PROVIDED RECORDS
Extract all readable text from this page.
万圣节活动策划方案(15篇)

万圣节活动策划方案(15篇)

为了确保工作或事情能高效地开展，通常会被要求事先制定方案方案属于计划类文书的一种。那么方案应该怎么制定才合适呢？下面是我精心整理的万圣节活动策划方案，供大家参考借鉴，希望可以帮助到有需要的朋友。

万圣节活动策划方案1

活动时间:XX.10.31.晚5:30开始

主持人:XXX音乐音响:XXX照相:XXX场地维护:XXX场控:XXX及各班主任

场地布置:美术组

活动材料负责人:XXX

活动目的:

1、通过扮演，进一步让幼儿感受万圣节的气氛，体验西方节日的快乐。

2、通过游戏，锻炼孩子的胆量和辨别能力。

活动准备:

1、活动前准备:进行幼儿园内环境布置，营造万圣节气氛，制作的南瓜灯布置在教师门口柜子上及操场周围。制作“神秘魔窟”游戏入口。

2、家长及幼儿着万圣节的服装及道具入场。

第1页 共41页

DIRECTIONS
Exactly reproduce all of the entries above.

EXERCISE RESULT
Extract all readable text from this page.
万圣节活动策划方案(15篇)

万圣节活动策划方案(15篇)

为了确保工作或事情能高效地开展，通常会被要求事先制定方案方案属于计划类文书的一种。那么方案应该怎么制定才合适呢？下面是我精心整理的万圣节活动策划方案，供大家参考借鉴，希望可以帮助到有需要的朋友。

万圣节活动策划方案1

活动时间:XX.10.31.晚5:30开始

主持人:XXX音乐音响:XXX照相:XXX场地维护:XXX场控:XXX及各班主任

场地布置:美术组

活动材料负责人:XXX

活动目的:

1、通过扮演，进一步让幼儿感受万圣节的气氛，体验西方节日的快乐。

2、通过游戏，锻炼孩子的胆量和辨别能力。

活动准备:

1、活动前准备:进行幼儿园内环境布置，营造万圣节气氛，制作的南瓜灯布置在教师门口柜子上及操场周围。制作“神秘魔窟”游戏入口。

2、家长及幼儿着万圣节的服装及道具入场。

第1页 共41页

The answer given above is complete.